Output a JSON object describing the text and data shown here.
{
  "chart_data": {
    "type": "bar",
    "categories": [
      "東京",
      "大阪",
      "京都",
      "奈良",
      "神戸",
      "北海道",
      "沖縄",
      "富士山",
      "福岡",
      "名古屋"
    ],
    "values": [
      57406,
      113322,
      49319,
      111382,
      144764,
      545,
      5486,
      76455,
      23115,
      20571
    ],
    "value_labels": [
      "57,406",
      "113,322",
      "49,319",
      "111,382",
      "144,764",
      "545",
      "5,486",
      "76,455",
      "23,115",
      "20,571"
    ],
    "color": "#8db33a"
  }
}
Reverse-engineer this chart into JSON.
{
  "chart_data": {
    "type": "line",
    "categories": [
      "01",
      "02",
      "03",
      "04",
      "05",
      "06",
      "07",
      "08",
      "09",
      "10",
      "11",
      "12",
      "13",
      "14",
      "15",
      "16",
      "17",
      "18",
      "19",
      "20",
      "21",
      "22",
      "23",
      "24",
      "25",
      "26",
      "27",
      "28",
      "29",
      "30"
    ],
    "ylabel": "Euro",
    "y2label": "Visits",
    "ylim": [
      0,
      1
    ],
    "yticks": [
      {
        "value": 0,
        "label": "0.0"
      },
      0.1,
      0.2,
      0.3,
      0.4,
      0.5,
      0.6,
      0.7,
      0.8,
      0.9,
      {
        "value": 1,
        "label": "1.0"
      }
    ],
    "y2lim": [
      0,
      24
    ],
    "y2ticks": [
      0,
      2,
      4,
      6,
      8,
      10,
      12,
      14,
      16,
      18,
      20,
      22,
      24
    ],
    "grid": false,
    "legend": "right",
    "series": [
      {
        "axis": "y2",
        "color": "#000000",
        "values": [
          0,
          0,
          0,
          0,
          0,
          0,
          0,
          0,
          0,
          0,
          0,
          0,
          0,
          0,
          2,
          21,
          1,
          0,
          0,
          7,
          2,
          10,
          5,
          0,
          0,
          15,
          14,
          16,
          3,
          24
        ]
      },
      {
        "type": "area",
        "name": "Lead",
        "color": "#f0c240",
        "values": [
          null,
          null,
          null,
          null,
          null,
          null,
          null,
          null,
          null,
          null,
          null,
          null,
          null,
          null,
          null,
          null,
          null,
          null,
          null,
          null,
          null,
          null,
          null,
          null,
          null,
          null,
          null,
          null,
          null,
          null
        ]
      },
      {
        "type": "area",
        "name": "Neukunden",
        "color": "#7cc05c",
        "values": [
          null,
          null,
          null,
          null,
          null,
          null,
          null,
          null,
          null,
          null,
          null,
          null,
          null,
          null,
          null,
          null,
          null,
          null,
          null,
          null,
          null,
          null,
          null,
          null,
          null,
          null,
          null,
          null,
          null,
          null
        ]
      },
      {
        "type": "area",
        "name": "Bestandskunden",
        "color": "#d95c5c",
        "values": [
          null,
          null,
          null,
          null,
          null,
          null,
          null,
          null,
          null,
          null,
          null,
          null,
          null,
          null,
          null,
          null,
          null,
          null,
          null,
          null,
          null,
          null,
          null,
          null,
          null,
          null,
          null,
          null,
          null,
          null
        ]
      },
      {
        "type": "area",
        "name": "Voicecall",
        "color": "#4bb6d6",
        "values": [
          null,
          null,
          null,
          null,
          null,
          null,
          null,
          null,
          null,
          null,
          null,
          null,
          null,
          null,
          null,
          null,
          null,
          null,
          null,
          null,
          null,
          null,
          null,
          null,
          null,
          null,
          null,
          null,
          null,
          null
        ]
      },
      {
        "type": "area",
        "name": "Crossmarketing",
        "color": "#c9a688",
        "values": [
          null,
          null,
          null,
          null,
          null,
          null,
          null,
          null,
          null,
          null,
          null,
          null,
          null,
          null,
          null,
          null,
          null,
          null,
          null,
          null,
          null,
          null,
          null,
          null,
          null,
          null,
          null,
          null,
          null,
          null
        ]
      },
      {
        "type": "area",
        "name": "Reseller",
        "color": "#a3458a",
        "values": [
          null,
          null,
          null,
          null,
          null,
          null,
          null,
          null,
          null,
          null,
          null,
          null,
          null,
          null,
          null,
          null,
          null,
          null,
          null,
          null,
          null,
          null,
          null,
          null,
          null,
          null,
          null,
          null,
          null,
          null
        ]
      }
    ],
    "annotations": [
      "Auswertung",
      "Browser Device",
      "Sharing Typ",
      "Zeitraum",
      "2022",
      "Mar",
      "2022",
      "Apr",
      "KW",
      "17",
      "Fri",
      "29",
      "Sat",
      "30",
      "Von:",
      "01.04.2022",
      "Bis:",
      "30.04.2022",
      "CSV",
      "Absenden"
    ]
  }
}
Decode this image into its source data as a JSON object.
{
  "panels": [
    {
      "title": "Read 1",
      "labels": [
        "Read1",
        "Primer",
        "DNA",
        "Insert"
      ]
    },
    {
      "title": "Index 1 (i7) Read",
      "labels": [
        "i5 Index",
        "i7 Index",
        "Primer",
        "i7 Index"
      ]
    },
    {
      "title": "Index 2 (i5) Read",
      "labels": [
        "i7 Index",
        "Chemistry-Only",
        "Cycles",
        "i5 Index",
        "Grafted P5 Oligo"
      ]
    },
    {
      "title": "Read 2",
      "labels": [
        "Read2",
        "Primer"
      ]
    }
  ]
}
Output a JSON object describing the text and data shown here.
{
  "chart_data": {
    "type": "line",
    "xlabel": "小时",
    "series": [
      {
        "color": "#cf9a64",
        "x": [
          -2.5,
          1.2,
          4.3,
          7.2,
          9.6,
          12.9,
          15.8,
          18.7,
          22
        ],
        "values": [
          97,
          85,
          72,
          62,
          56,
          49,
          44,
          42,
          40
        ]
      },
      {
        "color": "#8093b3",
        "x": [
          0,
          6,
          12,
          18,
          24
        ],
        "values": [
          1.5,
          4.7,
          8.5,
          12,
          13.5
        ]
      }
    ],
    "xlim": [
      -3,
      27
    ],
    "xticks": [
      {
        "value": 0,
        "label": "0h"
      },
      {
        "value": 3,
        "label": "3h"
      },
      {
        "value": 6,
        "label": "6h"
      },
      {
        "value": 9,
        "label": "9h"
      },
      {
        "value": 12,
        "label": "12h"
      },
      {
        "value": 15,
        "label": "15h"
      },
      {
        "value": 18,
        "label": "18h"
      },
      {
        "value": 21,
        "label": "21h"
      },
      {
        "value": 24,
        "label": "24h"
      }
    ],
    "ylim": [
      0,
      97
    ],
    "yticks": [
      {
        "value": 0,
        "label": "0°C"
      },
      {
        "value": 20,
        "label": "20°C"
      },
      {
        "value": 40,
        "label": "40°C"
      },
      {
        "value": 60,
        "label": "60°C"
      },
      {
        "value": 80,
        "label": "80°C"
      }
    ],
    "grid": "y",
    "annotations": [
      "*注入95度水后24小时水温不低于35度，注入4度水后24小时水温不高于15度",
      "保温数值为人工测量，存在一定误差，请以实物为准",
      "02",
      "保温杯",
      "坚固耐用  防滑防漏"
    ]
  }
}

## WORK REQUIRED
Write the data out again in full and exactly.

## RESPONSE
Output a JSON object describing the text and data shown here.
{
  "chart_data": {
    "type": "bar",
    "categories": [
      "東京",
      "大阪",
      "京都",
      "奈良",
      "神戸",
      "北海道",
      "沖縄",
      "富士山",
      "福岡",
      "名古屋"
    ],
    "values": [
      57406,
      113322,
      49319,
      111382,
      144764,
      545,
      5486,
      76455,
      23115,
      20571
    ],
    "value_labels": [
      "57,406",
      "113,322",
      "49,319",
      "111,382",
      "144,764",
      "545",
      "5,486",
      "76,455",
      "23,115",
      "20,571"
    ],
    "color": "#8db33a"
  }
}
Reverse-engineer this chart into JSON.
{
  "chart_data": {
    "type": "line",
    "categories": [
      "01",
      "02",
      "03",
      "04",
      "05",
      "06",
      "07",
      "08",
      "09",
      "10",
      "11",
      "12",
      "13",
      "14",
      "15",
      "16",
      "17",
      "18",
      "19",
      "20",
      "21",
      "22",
      "23",
      "24",
      "25",
      "26",
      "27",
      "28",
      "29",
      "30"
    ],
    "ylabel": "Euro",
    "y2label": "Visits",
    "ylim": [
      0,
      1
    ],
    "yticks": [
      {
        "value": 0,
        "label": "0.0"
      },
      0.1,
      0.2,
      0.3,
      0.4,
      0.5,
      0.6,
      0.7,
      0.8,
      0.9,
      {
        "value": 1,
        "label": "1.0"
      }
    ],
    "y2lim": [
      0,
      24
    ],
    "y2ticks": [
      0,
      2,
      4,
      6,
      8,
      10,
      12,
      14,
      16,
      18,
      20,
      22,
      24
    ],
    "grid": false,
    "legend": "right",
    "series": [
      {
        "axis": "y2",
        "color": "#000000",
        "values": [
          0,
          0,
          0,
          0,
          0,
          0,
          0,
          0,
          0,
          0,
          0,
          0,
          0,
          0,
          2,
          21,
          1,
          0,
          0,
          7,
          2,
          10,
          5,
          0,
          0,
          15,
          14,
          16,
          3,
          24
        ]
      },
      {
        "type": "area",
        "name": "Lead",
        "color": "#f0c240",
        "values": [
          null,
          null,
          null,
          null,
          null,
          null,
          null,
          null,
          null,
          null,
          null,
          null,
          null,
          null,
          null,
          null,
          null,
          null,
          null,
          null,
          null,
          null,
          null,
          null,
          null,
          null,
          null,
          null,
          null,
          null
        ]
      },
      {
        "type": "area",
        "name": "Neukunden",
        "color": "#7cc05c",
        "values": [
          null,
          null,
          null,
          null,
          null,
          null,
          null,
          null,
          null,
          null,
          null,
          null,
          null,
          null,
          null,
          null,
          null,
          null,
          null,
          null,
          null,
          null,
          null,
          null,
          null,
          null,
          null,
          null,
          null,
          null
        ]
      },
      {
        "type": "area",
        "name": "Bestandskunden",
        "color": "#d95c5c",
        "values": [
          null,
          null,
          null,
          null,
          null,
          null,
          null,
          null,
          null,
          null,
          null,
          null,
          null,
          null,
          null,
          null,
          null,
          null,
          null,
          null,
          null,
          null,
          null,
          null,
          null,
          null,
          null,
          null,
          null,
          null
        ]
      },
      {
        "type": "area",
        "name": "Voicecall",
        "color": "#4bb6d6",
        "values": [
          null,
          null,
          null,
          null,
          null,
          null,
          null,
          null,
          null,
          null,
          null,
          null,
          null,
          null,
          null,
          null,
          null,
          null,
          null,
          null,
          null,
          null,
          null,
          null,
          null,
          null,
          null,
          null,
          null,
          null
        ]
      },
      {
        "type": "area",
        "name": "Crossmarketing",
        "color": "#c9a688",
        "values": [
          null,
          null,
          null,
          null,
          null,
          null,
          null,
          null,
          null,
          null,
          null,
          null,
          null,
          null,
          null,
          null,
          null,
          null,
          null,
          null,
          null,
          null,
          null,
          null,
          null,
          null,
          null,
          null,
          null,
          null
        ]
      },
      {
        "type": "area",
        "name": "Reseller",
        "color": "#a3458a",
        "values": [
          null,
          null,
          null,
          null,
          null,
          null,
          null,
          null,
          null,
          null,
          null,
          null,
          null,
          null,
          null,
          null,
          null,
          null,
          null,
          null,
          null,
          null,
          null,
          null,
          null,
          null,
          null,
          null,
          null,
          null
        ]
      }
    ],
    "annotations": [
      "Auswertung",
      "Browser Device",
      "Sharing Typ",
      "Zeitraum",
      "2022",
      "Mar",
      "2022",
      "Apr",
      "KW",
      "17",
      "Fri",
      "29",
      "Sat",
      "30",
      "Von:",
      "01.04.2022",
      "Bis:",
      "30.04.2022",
      "CSV",
      "Absenden"
    ]
  }
}
Decode this image into its source data as a JSON object.
{
  "panels": [
    {
      "title": "Read 1",
      "labels": [
        "Read1",
        "Primer",
        "DNA",
        "Insert"
      ]
    },
    {
      "title": "Index 1 (i7) Read",
      "labels": [
        "i5 Index",
        "i7 Index",
        "Primer",
        "i7 Index"
      ]
    },
    {
      "title": "Index 2 (i5) Read",
      "labels": [
        "i7 Index",
        "Chemistry-Only",
        "Cycles",
        "i5 Index",
        "Grafted P5 Oligo"
      ]
    },
    {
      "title": "Read 2",
      "labels": [
        "Read2",
        "Primer"
      ]
    }
  ]
}
Output a JSON object describing the text and data shown here.
{
  "chart_data": {
    "type": "line",
    "xlabel": "小时",
    "series": [
      {
        "color": "#cf9a64",
        "x": [
          -2.5,
          1.2,
          4.3,
          7.2,
          9.6,
          12.9,
          15.8,
          18.7,
          22
        ],
        "values": [
          97,
          85,
          72,
          62,
          56,
          49,
          44,
          42,
          40
        ]
      },
      {
        "color": "#8093b3",
        "x": [
          0,
          6,
          12,
          18,
          24
        ],
        "values": [
          1.5,
          4.7,
          8.5,
          12,
          13.5
        ]
      }
    ],
    "xlim": [
      -3,
      27
    ],
    "xticks": [
      {
        "value": 0,
        "label": "0h"
      },
      {
        "value": 3,
        "label": "3h"
      },
      {
        "value": 6,
        "label": "6h"
      },
      {
        "value": 9,
        "label": "9h"
      },
      {
        "value": 12,
        "label": "12h"
      },
      {
        "value": 15,
        "label": "15h"
      },
      {
        "value": 18,
        "label": "18h"
      },
      {
        "value": 21,
        "label": "21h"
      },
      {
        "value": 24,
        "label": "24h"
      }
    ],
    "ylim": [
      0,
      97
    ],
    "yticks": [
      {
        "value": 0,
        "label": "0°C"
      },
      {
        "value": 20,
        "label": "20°C"
      },
      {
        "value": 40,
        "label": "40°C"
      },
      {
        "value": 60,
        "label": "60°C"
      },
      {
        "value": 80,
        "label": "80°C"
      }
    ],
    "grid": "y",
    "annotations": [
      "*注入95度水后24小时水温不低于35度，注入4度水后24小时水温不高于15度",
      "保温数值为人工测量，存在一定误差，请以实物为准",
      "02",
      "保温杯",
      "坚固耐用  防滑防漏"
    ]
  }
}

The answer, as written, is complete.